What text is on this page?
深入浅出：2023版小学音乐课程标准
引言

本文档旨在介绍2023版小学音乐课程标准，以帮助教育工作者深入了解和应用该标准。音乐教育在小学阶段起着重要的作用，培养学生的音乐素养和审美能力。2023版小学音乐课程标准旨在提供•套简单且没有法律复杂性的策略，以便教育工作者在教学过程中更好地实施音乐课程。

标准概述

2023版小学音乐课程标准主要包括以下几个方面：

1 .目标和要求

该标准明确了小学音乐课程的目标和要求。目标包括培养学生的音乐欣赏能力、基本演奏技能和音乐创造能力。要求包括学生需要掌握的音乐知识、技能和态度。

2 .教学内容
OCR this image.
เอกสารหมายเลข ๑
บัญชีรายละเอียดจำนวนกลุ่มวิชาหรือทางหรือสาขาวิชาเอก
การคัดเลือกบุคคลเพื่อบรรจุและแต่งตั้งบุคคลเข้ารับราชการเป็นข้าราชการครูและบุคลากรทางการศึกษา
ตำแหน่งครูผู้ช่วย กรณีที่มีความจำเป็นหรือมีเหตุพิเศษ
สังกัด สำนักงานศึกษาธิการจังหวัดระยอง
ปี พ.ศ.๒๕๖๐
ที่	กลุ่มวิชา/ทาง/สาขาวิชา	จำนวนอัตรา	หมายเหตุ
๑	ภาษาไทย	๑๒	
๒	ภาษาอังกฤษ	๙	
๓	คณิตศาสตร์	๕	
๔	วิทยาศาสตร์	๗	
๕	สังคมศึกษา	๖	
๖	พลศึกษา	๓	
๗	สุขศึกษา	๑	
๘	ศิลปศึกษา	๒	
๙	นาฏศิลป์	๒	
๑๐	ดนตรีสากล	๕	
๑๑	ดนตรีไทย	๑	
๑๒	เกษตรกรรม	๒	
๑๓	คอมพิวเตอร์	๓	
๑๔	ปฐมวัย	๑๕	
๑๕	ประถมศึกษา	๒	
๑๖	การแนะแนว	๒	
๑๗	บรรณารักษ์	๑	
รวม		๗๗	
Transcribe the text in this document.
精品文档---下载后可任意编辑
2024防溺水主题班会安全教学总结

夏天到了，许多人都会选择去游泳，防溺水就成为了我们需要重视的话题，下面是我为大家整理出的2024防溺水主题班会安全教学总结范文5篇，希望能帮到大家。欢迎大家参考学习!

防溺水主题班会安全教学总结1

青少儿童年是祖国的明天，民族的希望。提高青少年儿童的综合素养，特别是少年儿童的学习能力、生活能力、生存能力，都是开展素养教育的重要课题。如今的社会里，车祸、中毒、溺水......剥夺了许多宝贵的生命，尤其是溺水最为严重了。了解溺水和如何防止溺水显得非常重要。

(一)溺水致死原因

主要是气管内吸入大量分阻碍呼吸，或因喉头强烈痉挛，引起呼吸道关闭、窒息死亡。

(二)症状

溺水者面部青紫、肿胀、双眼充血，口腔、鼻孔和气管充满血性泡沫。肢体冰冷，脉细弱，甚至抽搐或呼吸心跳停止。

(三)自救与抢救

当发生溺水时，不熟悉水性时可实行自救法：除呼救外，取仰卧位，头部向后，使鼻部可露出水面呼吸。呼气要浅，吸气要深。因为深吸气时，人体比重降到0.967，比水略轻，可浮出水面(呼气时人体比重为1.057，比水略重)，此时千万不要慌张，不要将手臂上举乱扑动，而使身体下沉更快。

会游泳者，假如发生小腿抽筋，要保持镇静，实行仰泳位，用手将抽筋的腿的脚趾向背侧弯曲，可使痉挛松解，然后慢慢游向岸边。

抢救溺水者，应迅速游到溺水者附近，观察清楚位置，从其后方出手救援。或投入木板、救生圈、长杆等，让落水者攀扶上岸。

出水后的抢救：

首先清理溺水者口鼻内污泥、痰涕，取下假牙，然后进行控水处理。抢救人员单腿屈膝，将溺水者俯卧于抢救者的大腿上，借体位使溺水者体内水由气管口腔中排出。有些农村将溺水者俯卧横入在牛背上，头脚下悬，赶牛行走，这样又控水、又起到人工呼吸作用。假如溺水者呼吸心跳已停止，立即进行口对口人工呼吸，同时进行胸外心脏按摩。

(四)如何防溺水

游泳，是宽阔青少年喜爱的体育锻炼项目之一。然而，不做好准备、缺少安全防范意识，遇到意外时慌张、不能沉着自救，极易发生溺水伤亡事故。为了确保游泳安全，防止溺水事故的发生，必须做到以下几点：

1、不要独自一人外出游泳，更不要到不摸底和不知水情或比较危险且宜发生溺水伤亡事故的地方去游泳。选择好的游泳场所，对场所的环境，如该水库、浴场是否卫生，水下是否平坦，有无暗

================

Pick out each line containing "this" and report it.

▶ _Solution_
What text is on this page?
OCR this image.
Transcribe the text in this document.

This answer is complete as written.